Stored rows:
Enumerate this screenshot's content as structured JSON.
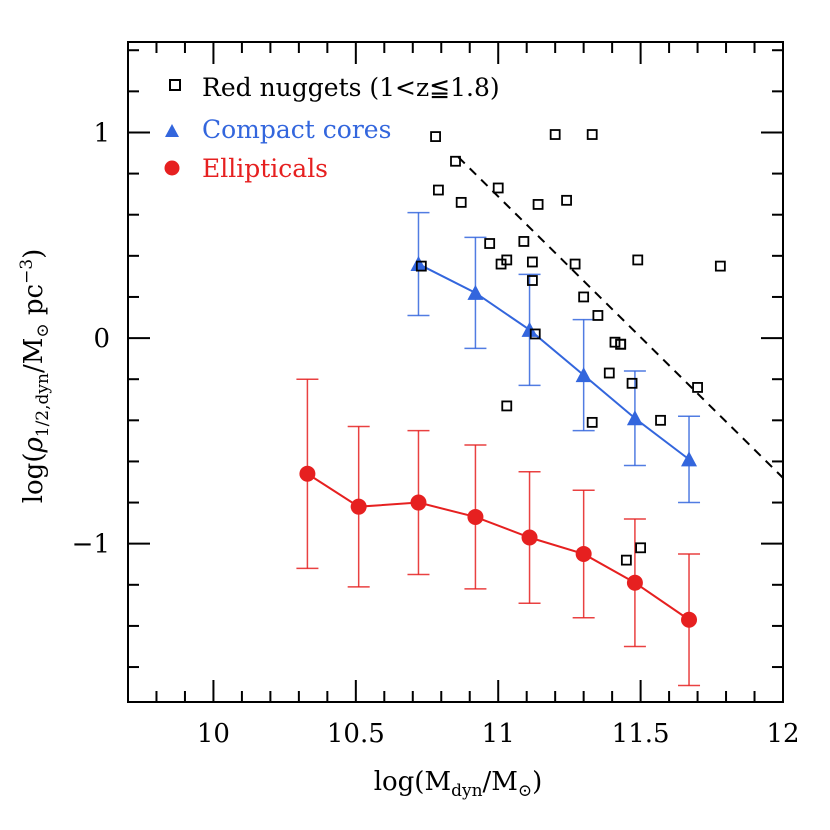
{
  "chart_data": {
    "type": "scatter",
    "title": "",
    "xlabel": "log(M_dyn/M_⊙)",
    "ylabel": "log(ρ_1/2,dyn/M_⊙ pc^-3)",
    "xlabel_parts": {
      "pre": "log(M",
      "sub1": "dyn",
      "mid": "/M",
      "sun": "⊙",
      "post": ")"
    },
    "ylabel_parts": {
      "pre": "log(",
      "rho": "ρ",
      "sub": "1/2,dyn",
      "mid": "/M",
      "sun": "⊙",
      "space": " pc",
      "sup": "−3",
      "post": ")"
    },
    "xlim": [
      9.7,
      12.0
    ],
    "ylim": [
      -1.77,
      1.44
    ],
    "xticks": [
      10,
      10.5,
      11,
      11.5,
      12
    ],
    "xtick_labels": [
      "10",
      "10.5",
      "11",
      "11.5",
      "12"
    ],
    "yticks": [
      -1,
      0,
      1
    ],
    "ytick_labels": [
      "−1",
      "0",
      "1"
    ],
    "legend": {
      "position": "top-left",
      "entries": [
        {
          "label": "Red nuggets (1<z≦1.8)",
          "marker": "open-square",
          "color": "#000000"
        },
        {
          "label": "Compact cores",
          "marker": "triangle",
          "color": "#3366dd"
        },
        {
          "label": "Ellipticals",
          "marker": "circle",
          "color": "#e62020"
        }
      ]
    },
    "series": [
      {
        "name": "Red nuggets (1<z≦1.8)",
        "marker": "open-square",
        "color": "#000000",
        "x": [
          10.73,
          10.78,
          10.79,
          10.85,
          10.87,
          10.97,
          11.0,
          11.01,
          11.03,
          11.03,
          11.09,
          11.12,
          11.12,
          11.13,
          11.14,
          11.2,
          11.24,
          11.27,
          11.3,
          11.33,
          11.33,
          11.35,
          11.39,
          11.41,
          11.43,
          11.43,
          11.45,
          11.47,
          11.49,
          11.5,
          11.57,
          11.7,
          11.78
        ],
        "y": [
          0.35,
          0.98,
          0.72,
          0.86,
          0.66,
          0.46,
          0.73,
          0.36,
          -0.33,
          0.38,
          0.47,
          0.37,
          0.28,
          0.02,
          0.65,
          0.99,
          0.67,
          0.36,
          0.2,
          0.99,
          -0.41,
          0.11,
          -0.17,
          -0.02,
          -0.03,
          -0.03,
          -1.08,
          -0.22,
          0.38,
          -1.02,
          -0.4,
          -0.24,
          0.35
        ]
      },
      {
        "name": "Compact cores",
        "marker": "triangle",
        "color": "#3366dd",
        "x": [
          10.72,
          10.92,
          11.11,
          11.3,
          11.48,
          11.67
        ],
        "y": [
          0.36,
          0.22,
          0.04,
          -0.18,
          -0.39,
          -0.59
        ],
        "yerr": [
          0.25,
          0.27,
          0.27,
          0.27,
          0.23,
          0.21
        ]
      },
      {
        "name": "Ellipticals",
        "marker": "circle",
        "color": "#e62020",
        "x": [
          10.33,
          10.51,
          10.72,
          10.92,
          11.11,
          11.3,
          11.48,
          11.67
        ],
        "y": [
          -0.66,
          -0.82,
          -0.8,
          -0.87,
          -0.97,
          -1.05,
          -1.19,
          -1.37
        ],
        "yerr": [
          0.46,
          0.39,
          0.35,
          0.35,
          0.32,
          0.31,
          0.31,
          0.32
        ]
      }
    ],
    "reference_line": {
      "style": "dashed",
      "color": "#000000",
      "x": [
        10.86,
        12.0
      ],
      "y": [
        0.88,
        -0.68
      ]
    }
  }
}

What is required:
Using the records above, copy each line that contains "open".

Reply to the task:
          "marker": "open-square",
        "marker": "open-square",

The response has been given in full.